━━ ROWS

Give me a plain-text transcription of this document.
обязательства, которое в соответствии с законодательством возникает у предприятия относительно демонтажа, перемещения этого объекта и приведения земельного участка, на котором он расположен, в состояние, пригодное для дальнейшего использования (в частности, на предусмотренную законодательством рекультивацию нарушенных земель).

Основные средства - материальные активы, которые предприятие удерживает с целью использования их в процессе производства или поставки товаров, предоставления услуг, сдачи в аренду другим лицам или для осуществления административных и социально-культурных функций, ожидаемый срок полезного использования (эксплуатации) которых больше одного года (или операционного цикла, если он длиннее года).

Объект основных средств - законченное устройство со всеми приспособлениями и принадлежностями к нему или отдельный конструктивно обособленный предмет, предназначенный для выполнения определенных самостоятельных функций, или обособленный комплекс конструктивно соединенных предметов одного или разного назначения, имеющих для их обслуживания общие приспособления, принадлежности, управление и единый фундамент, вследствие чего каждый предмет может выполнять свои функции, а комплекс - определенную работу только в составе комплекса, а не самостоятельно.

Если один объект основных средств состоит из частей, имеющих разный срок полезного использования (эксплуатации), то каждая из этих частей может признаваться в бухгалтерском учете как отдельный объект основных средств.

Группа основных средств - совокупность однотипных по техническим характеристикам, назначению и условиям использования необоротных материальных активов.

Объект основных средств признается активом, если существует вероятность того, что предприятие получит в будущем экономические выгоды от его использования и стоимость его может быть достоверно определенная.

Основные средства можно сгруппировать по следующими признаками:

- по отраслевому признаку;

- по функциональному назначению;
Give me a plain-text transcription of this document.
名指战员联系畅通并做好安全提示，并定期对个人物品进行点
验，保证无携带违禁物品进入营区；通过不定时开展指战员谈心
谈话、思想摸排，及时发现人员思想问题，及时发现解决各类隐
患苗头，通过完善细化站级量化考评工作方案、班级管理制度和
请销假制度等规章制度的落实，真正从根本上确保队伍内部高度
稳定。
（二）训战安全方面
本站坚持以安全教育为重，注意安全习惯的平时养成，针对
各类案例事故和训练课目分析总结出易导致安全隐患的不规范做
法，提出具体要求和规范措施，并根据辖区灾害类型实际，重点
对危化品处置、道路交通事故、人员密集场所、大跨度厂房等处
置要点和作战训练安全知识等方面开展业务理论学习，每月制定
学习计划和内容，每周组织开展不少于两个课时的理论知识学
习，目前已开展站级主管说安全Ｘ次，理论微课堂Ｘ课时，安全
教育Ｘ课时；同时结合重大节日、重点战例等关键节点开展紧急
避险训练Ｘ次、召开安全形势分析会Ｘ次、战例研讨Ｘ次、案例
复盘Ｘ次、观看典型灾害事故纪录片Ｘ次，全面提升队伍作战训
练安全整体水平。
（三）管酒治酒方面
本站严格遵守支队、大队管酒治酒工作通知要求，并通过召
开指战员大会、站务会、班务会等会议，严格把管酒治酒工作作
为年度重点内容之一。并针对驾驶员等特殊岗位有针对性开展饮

━━━━

DIRECTIONS FOR THIS TASK:
In the entries above, find each line with the word "средства" and show it.

RESPONSE:
Основные средства - материальные активы, которые предприятие удерживает с целью использования их в процессе производства или поставки товаров, предоставления услуг, сдачи в аренду другим лицам или для осуществления административных и социально-культурных функций, ожидаемый срок полезного использования (эксплуатации) которых больше одного года (или операционного цикла, если он длиннее года).
Основные средства можно сгруппировать по следующими признаками:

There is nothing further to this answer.